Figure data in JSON
** start **
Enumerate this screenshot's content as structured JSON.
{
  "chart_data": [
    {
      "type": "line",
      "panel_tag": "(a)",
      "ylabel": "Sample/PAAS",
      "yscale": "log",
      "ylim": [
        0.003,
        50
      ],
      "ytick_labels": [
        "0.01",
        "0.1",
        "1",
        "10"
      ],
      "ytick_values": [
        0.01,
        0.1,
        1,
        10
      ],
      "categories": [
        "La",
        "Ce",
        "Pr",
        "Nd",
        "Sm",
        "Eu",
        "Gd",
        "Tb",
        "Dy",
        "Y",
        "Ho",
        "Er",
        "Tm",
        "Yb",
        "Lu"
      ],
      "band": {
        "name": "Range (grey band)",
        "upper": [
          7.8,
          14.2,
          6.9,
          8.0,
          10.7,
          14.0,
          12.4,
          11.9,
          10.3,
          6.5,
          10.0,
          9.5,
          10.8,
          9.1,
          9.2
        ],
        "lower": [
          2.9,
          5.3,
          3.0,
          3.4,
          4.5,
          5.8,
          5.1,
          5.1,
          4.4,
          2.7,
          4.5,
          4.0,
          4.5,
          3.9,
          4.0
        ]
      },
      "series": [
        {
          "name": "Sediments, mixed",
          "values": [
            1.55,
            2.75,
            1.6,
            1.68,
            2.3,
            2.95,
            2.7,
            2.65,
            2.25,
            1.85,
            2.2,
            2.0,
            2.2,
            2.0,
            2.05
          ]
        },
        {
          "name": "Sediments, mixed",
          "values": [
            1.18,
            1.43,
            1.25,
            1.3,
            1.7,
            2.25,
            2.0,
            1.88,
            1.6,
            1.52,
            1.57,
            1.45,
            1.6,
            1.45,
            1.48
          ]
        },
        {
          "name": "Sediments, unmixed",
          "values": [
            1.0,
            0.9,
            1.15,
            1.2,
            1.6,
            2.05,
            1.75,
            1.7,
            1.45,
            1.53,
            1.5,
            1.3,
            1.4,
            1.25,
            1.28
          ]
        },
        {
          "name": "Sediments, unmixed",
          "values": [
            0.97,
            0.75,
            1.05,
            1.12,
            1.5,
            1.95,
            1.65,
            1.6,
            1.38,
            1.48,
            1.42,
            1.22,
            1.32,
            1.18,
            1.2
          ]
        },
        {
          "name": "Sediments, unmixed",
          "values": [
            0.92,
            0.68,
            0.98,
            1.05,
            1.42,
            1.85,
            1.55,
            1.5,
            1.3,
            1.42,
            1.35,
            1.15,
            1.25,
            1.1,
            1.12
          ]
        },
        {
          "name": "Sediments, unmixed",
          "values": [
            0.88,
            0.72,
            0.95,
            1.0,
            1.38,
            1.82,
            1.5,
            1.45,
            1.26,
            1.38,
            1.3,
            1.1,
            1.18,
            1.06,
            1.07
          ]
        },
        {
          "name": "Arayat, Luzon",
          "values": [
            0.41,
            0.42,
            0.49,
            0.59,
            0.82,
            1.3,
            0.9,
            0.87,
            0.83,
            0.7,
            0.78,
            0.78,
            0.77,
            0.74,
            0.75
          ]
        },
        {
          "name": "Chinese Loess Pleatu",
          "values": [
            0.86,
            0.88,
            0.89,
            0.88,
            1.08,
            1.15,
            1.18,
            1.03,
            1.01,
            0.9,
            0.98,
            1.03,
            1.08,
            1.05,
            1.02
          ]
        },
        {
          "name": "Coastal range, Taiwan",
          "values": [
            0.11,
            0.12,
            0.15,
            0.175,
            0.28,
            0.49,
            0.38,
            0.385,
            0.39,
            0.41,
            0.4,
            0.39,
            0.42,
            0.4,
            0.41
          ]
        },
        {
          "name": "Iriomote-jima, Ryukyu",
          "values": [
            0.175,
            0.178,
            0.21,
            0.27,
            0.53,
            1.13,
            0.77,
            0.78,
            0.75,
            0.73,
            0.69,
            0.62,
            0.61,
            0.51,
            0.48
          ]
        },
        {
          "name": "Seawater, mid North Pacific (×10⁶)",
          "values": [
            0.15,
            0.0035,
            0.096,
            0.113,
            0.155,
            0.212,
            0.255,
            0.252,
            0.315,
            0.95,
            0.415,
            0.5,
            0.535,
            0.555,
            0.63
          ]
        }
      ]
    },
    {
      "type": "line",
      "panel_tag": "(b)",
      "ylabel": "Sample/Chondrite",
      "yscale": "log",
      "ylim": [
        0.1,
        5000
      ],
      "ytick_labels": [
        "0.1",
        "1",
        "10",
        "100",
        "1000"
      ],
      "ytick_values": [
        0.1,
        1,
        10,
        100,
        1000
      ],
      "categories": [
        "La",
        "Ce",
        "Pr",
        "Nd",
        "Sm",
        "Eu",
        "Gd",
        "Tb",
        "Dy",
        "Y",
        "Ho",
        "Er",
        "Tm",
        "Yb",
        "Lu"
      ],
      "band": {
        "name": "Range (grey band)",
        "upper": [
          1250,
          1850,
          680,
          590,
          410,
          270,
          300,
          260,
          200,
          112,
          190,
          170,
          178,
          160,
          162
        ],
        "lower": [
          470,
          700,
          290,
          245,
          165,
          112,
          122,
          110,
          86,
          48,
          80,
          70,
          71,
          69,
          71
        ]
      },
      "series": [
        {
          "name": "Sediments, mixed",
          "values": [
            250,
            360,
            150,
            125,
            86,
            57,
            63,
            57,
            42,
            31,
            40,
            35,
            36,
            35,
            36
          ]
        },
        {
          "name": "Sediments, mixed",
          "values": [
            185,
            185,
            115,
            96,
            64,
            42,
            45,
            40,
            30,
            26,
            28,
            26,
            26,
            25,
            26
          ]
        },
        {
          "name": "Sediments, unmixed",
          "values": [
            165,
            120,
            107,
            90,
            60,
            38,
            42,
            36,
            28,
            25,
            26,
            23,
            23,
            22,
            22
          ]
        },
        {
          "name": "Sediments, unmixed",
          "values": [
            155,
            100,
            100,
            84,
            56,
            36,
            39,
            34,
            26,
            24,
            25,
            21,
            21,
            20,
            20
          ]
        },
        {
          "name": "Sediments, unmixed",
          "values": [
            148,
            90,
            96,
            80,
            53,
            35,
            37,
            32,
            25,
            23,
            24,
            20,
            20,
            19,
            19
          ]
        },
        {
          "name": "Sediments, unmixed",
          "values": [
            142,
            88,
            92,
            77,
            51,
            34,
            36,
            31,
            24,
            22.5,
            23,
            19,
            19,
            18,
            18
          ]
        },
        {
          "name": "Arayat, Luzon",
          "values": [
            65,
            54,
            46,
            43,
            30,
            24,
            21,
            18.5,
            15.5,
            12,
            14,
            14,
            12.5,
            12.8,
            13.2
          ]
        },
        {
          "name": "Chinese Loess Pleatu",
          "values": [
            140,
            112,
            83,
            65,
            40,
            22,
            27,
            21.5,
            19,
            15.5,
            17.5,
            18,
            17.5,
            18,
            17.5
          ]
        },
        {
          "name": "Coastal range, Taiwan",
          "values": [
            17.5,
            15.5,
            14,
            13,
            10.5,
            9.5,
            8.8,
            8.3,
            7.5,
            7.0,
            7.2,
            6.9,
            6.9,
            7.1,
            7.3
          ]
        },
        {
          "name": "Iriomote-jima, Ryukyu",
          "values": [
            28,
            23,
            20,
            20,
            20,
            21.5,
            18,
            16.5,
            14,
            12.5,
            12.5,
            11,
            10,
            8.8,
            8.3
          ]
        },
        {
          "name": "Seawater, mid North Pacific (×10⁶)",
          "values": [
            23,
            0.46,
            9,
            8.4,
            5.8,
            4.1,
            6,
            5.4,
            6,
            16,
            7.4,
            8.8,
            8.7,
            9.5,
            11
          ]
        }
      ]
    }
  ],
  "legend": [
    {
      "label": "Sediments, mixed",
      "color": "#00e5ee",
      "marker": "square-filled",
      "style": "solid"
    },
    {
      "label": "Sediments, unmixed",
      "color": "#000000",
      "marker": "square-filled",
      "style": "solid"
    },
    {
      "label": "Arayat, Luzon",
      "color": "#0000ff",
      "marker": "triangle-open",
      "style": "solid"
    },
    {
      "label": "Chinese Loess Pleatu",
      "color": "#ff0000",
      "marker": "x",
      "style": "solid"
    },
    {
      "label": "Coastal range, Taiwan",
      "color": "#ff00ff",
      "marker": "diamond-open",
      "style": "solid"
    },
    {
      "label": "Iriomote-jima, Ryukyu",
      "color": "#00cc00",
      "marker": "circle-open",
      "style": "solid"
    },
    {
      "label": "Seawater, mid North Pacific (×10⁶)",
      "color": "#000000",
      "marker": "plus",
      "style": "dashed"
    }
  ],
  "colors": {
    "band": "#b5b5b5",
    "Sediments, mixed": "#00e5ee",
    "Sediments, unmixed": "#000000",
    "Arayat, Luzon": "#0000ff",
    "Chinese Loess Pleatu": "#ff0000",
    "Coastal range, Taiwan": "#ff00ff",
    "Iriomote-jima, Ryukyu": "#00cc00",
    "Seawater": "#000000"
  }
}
** end **
Find each line holding "Loess". Copy it out.

          "name": "Chinese Loess Pleatu",
          "name": "Chinese Loess Pleatu",
      "label": "Chinese Loess Pleatu",
    "Chinese Loess Pleatu": "#ff0000",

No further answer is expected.